Küreselleşmenin ne olduğu, nasıl tanımlanması gerektiği, iyi mi yoksa kötü mü olduğu hep tartışmalıydı. Kimilerine göre eski bir sürecin yeni adı, modernleşme gibi aslında açıklayıcı olmayan ama sanki öyleymiş gibi sunulan bir olguydu. Kimilerine göreyse nitelik ve nicelik açısından insanlık tarihinin ulaştığı son aşamaydı. İletişim devrimleriyle iyice belirginleşen ancak kendini en çok ekonomik iş birliğinin derinleşmesinde gösteren, siyasi sonuçları da olan bir gerçekti.

▶ Sağlanan Veriler

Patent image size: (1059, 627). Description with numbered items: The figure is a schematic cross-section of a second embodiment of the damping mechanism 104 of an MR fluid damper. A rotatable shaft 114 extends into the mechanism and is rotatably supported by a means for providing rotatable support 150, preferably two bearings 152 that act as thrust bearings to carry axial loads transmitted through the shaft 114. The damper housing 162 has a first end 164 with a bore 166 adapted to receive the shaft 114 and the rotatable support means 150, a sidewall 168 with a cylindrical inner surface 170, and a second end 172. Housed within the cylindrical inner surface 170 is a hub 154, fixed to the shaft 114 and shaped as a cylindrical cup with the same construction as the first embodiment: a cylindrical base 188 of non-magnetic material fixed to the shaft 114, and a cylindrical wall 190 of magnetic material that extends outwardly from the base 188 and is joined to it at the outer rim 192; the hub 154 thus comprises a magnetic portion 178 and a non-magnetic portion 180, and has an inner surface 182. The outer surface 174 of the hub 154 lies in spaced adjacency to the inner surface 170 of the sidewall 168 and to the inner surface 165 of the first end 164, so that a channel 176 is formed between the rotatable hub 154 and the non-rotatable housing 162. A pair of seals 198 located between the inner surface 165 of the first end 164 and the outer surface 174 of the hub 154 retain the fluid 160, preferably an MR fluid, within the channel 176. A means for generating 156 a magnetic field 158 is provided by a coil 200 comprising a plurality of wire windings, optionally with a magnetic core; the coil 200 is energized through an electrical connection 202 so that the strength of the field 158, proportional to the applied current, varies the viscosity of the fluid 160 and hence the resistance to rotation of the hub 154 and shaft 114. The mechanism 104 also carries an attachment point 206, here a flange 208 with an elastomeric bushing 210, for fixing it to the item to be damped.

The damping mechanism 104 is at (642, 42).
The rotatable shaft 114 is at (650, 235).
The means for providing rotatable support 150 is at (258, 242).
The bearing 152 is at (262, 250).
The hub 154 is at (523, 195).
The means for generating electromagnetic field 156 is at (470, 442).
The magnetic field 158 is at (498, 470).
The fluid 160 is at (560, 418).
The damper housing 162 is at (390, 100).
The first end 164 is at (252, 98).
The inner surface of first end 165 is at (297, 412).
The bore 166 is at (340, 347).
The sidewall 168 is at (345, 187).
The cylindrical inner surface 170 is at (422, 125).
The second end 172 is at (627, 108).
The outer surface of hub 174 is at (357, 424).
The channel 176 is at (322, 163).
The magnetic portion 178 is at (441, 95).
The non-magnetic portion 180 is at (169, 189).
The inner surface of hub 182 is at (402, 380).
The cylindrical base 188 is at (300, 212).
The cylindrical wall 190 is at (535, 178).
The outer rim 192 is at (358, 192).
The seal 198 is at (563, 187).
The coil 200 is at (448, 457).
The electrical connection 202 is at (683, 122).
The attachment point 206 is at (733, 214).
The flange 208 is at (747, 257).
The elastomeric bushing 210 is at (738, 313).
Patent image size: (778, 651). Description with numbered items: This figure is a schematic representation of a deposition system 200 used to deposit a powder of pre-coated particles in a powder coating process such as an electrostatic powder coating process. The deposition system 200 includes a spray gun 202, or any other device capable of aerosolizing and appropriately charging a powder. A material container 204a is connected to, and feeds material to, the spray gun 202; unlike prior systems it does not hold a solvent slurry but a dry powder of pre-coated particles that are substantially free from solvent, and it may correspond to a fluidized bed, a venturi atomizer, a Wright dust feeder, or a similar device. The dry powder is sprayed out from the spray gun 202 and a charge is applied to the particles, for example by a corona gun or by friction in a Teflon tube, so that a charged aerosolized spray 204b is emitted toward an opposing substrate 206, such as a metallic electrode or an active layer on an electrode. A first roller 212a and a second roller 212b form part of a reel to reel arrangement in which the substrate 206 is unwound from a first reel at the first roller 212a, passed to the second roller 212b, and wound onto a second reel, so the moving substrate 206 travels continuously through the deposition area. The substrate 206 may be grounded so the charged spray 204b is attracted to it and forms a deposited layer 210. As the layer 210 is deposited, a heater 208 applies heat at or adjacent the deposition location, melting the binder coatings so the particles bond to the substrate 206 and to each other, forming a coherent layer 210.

▶ İstenen Görevler
• 1. Küreselleşmeye ilişkin metinde "Küreselleşmenin ne olduğu, nasıl" ifadesinden "olan bir gerçekti." ifadesine kadar uzanan kısmı hiçbir değişiklik yapmadan yeniden yazınız.
• 2. Küreselleşme konulu metni son cümlesinden sonra sürdürünüz.

▶ Yanıtlar
• 1.
Küreselleşmenin ne olduğu, nasıl tanımlanması gerektiği, iyi mi yoksa kötü mü olduğu hep tartışmalıydı. Kimilerine göre eski bir sürecin yeni adı, modernleşme gibi aslında açıklayıcı olmayan ama sanki öyleymiş gibi sunulan bir olguydu. Kimilerine göreyse nitelik ve nicelik açısından insanlık tarihinin ulaştığı son aşamaydı. İletişim devrimleriyle iyice belirginleşen ancak kendini en çok ekonomik iş birliğinin derinleşmesinde gösteren, siyasi sonuçları da olan bir gerçekti.

• 2.
Küreselleşme, öğretinin ünlü isimlerinden James Rosenau’nun daha 1977’de ima ettiği gibi belki sınırların ve sınırlamaların anlamını ortadan kaldıran, devletleri giderek işlevsiz bırakması beklenen, dünyayı paylaşılan sosyal-siyasal alan haline dönüştürme potansiyeli olan bir gelişmeydi. O zamanlar buzdolabındaki kivi, bazı ülkelerde de domatesle anlatılan, bundan 10 küsur yıl önce kullandığımız ders kitaplarına iPod’la giren, ticaret için de insanlık için de hayırlı bir tarihi aşamaydı.
Ne de olsa iPod Nano’nun çiplerini İngiliz firması ARM’den aldığı lisansla önce Tayvan’daki Silicon-Ware firmasında üreten, sonra üstüne plastik kaplanması için Güney Kore’deki Amkor’a gönderen, oradan da...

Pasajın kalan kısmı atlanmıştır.